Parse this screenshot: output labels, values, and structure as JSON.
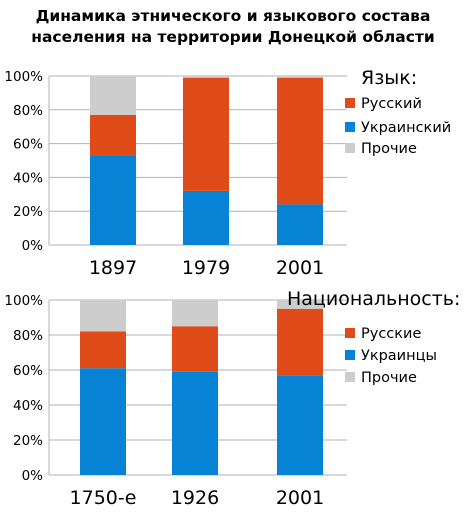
{
  "title_lines": [
    "Динамика этнического и языкового состава",
    "населения на территории Донецкой области"
  ],
  "colors": {
    "russian": "#e04b1a",
    "ukrainian": "#0683d4",
    "other": "#cdcdcd",
    "grid": "#b3b3b3"
  },
  "chart_data": [
    {
      "type": "bar",
      "stacked": true,
      "heading": "Язык:",
      "categories": [
        "1897",
        "1979",
        "2001"
      ],
      "series": [
        {
          "name": "Украинский",
          "key": "ukrainian",
          "values": [
            53,
            32,
            24
          ]
        },
        {
          "name": "Русский",
          "key": "russian",
          "values": [
            24,
            67,
            75
          ]
        },
        {
          "name": "Прочие",
          "key": "other",
          "values": [
            23,
            1,
            1
          ]
        }
      ],
      "legend_order": [
        "Русский",
        "Украинский",
        "Прочие"
      ],
      "legend_position": "right",
      "yticks": [
        "0%",
        "20%",
        "40%",
        "60%",
        "80%",
        "100%"
      ],
      "ylim": [
        0,
        100
      ],
      "grid": true
    },
    {
      "type": "bar",
      "stacked": true,
      "heading": "Национальность:",
      "categories": [
        "1750-е",
        "1926",
        "2001"
      ],
      "series": [
        {
          "name": "Украинцы",
          "key": "ukrainian",
          "values": [
            61,
            59,
            57
          ]
        },
        {
          "name": "Русские",
          "key": "russian",
          "values": [
            21,
            26,
            38
          ]
        },
        {
          "name": "Прочие",
          "key": "other",
          "values": [
            18,
            15,
            5
          ]
        }
      ],
      "legend_order": [
        "Русские",
        "Украинцы",
        "Прочие"
      ],
      "legend_position": "right",
      "yticks": [
        "0%",
        "20%",
        "40%",
        "60%",
        "80%",
        "100%"
      ],
      "ylim": [
        0,
        100
      ],
      "grid": true
    }
  ]
}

----------------

**Short task**.
Leave out the pictures and give the rest of the records again exactly.

**Response below**.
Parse this screenshot: output labels, values, and structure as JSON.
{
  "title_lines": [
    "Динамика этнического и языкового состава",
    "населения на территории Донецкой области"
  ],
  "colors": {
    "russian": "#e04b1a",
    "ukrainian": "#0683d4",
    "other": "#cdcdcd",
    "grid": "#b3b3b3"
  },
  "chart_data": [
    {
      "type": "bar",
      "stacked": true,
      "heading": "Язык:",
      "categories": [
        "1897",
        "1979",
        "2001"
      ],
      "series": [
        {
          "name": "Украинский",
          "key": "ukrainian",
          "values": [
            53,
            32,
            24
          ]
        },
        {
          "name": "Русский",
          "key": "russian",
          "values": [
            24,
            67,
            75
          ]
        },
        {
          "name": "Прочие",
          "key": "other",
          "values": [
            23,
            1,
            1
          ]
        }
      ],
      "legend_order": [
        "Русский",
        "Украинский",
        "Прочие"
      ],
      "legend_position": "right",
      "yticks": [
        "0%",
        "20%",
        "40%",
        "60%",
        "80%",
        "100%"
      ],
      "ylim": [
        0,
        100
      ],
      "grid": true
    },
    {
      "type": "bar",
      "stacked": true,
      "heading": "Национальность:",
      "categories": [
        "1750-е",
        "1926",
        "2001"
      ],
      "series": [
        {
          "name": "Украинцы",
          "key": "ukrainian",
          "values": [
            61,
            59,
            57
          ]
        },
        {
          "name": "Русские",
          "key": "russian",
          "values": [
            21,
            26,
            38
          ]
        },
        {
          "name": "Прочие",
          "key": "other",
          "values": [
            18,
            15,
            5
          ]
        }
      ],
      "legend_order": [
        "Русские",
        "Украинцы",
        "Прочие"
      ],
      "legend_position": "right",
      "yticks": [
        "0%",
        "20%",
        "40%",
        "60%",
        "80%",
        "100%"
      ],
      "ylim": [
        0,
        100
      ],
      "grid": true
    }
  ]
}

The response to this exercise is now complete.